### Problem description
Note how many lines hold "rectangle" and report that number by itself.

>> Start

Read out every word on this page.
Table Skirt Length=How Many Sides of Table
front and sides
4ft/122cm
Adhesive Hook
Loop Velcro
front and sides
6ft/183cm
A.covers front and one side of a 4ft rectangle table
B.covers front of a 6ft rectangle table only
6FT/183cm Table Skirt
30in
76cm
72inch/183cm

>> End

### Task response
2